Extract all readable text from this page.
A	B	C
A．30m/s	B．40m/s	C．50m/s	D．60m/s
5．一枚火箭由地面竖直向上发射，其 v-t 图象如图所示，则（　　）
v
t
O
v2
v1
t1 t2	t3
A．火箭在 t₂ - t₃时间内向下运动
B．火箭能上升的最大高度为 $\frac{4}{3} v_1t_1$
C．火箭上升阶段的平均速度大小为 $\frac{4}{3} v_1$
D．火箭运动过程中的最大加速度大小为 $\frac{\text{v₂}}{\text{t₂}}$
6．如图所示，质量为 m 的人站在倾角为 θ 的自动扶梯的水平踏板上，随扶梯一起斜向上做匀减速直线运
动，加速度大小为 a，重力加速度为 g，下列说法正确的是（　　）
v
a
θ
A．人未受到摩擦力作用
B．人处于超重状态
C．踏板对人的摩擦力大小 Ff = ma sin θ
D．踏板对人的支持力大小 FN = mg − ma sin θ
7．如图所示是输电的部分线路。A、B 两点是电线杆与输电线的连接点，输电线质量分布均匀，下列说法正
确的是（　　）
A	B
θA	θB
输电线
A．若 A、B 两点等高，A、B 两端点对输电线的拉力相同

-------

Copy out all of the records above with nothing altered.

Extract all readable text from this page.
A	B	C
A．30m/s	B．40m/s	C．50m/s	D．60m/s
5．一枚火箭由地面竖直向上发射，其 v-t 图象如图所示，则（　　）
v
t
O
v2
v1
t1 t2	t3
A．火箭在 t₂ - t₃时间内向下运动
B．火箭能上升的最大高度为 $\frac{4}{3} v_1t_1$
C．火箭上升阶段的平均速度大小为 $\frac{4}{3} v_1$
D．火箭运动过程中的最大加速度大小为 $\frac{\text{v₂}}{\text{t₂}}$
6．如图所示，质量为 m 的人站在倾角为 θ 的自动扶梯的水平踏板上，随扶梯一起斜向上做匀减速直线运
动，加速度大小为 a，重力加速度为 g，下列说法正确的是（　　）
v
a
θ
A．人未受到摩擦力作用
B．人处于超重状态
C．踏板对人的摩擦力大小 Ff = ma sin θ
D．踏板对人的支持力大小 FN = mg − ma sin θ
7．如图所示是输电的部分线路。A、B 两点是电线杆与输电线的连接点，输电线质量分布均匀，下列说法正
确的是（　　）
A	B
θA	θB
输电线
A．若 A、B 两点等高，A、B 两端点对输电线的拉力相同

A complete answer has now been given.